Exercise objective -> Everything from the line that contains "Enumerate this screenshot's" through the final line of the records should be written out exactly, and nothing outside that span.

Stored rows ->

==========

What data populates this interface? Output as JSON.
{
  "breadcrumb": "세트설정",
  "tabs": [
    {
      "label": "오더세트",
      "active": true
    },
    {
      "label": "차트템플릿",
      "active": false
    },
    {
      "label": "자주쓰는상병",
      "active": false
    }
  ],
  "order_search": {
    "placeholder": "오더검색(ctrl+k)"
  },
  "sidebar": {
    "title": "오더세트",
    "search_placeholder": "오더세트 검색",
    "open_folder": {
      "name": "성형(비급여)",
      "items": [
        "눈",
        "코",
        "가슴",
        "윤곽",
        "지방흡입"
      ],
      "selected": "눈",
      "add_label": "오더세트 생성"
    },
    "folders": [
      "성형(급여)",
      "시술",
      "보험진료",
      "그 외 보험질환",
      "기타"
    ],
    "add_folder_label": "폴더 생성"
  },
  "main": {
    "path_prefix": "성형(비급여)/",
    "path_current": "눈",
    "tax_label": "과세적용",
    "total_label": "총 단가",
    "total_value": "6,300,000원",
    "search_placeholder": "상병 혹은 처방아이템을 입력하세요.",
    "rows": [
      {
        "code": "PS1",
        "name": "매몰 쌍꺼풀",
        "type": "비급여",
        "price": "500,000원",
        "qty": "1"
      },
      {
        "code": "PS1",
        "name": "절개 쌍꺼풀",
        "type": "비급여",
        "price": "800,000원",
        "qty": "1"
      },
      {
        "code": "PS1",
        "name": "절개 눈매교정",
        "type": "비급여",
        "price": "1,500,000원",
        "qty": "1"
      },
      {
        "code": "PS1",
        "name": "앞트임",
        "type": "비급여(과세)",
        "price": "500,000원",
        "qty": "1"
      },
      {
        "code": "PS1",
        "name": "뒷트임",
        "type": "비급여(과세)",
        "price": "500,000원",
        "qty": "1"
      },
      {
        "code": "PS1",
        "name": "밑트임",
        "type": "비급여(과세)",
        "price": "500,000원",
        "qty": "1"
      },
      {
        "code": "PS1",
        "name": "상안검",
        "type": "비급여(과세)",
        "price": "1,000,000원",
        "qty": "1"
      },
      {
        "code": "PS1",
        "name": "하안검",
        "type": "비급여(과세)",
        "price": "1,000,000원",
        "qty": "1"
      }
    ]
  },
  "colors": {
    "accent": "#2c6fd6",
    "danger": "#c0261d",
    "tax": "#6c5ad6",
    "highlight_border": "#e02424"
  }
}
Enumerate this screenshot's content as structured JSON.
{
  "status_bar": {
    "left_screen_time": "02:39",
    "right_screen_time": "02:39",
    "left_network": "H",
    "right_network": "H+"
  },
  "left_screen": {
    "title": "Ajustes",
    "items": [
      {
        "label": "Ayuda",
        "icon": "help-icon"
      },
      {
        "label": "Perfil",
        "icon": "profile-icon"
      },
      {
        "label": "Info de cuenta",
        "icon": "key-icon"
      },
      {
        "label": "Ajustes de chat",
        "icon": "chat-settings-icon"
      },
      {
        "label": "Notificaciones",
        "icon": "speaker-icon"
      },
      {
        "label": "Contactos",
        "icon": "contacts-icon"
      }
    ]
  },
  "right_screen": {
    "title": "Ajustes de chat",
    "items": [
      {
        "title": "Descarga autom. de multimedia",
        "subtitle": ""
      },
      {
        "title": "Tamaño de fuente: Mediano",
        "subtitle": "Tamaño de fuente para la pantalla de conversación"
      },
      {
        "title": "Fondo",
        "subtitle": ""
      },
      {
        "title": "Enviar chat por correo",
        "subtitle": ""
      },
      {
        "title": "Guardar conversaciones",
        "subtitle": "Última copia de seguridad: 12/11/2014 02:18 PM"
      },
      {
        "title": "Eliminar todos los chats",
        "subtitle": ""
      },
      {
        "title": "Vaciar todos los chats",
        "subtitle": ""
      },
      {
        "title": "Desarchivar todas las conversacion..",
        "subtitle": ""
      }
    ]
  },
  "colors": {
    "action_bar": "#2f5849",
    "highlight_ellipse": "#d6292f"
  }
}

==========

Answer to this task ->
Enumerate this screenshot's content as structured JSON.
{
  "status_bar": {
    "left_screen_time": "02:39",
    "right_screen_time": "02:39",
    "left_network": "H",
    "right_network": "H+"
  },
  "left_screen": {
    "title": "Ajustes",
    "items": [
      {
        "label": "Ayuda",
        "icon": "help-icon"
      },
      {
        "label": "Perfil",
        "icon": "profile-icon"
      },
      {
        "label": "Info de cuenta",
        "icon": "key-icon"
      },
      {
        "label": "Ajustes de chat",
        "icon": "chat-settings-icon"
      },
      {
        "label": "Notificaciones",
        "icon": "speaker-icon"
      },
      {
        "label": "Contactos",
        "icon": "contacts-icon"
      }
    ]
  },
  "right_screen": {
    "title": "Ajustes de chat",
    "items": [
      {
        "title": "Descarga autom. de multimedia",
        "subtitle": ""
      },
      {
        "title": "Tamaño de fuente: Mediano",
        "subtitle": "Tamaño de fuente para la pantalla de conversación"
      },
      {
        "title": "Fondo",
        "subtitle": ""
      },
      {
        "title": "Enviar chat por correo",
        "subtitle": ""
      },
      {
        "title": "Guardar conversaciones",
        "subtitle": "Última copia de seguridad: 12/11/2014 02:18 PM"
      },
      {
        "title": "Eliminar todos los chats",
        "subtitle": ""
      },
      {
        "title": "Vaciar todos los chats",
        "subtitle": ""
      },
      {
        "title": "Desarchivar todas las conversacion..",
        "subtitle": ""
      }
    ]
  },
  "colors": {
    "action_bar": "#2f5849",
    "highlight_ellipse": "#d6292f"
  }
}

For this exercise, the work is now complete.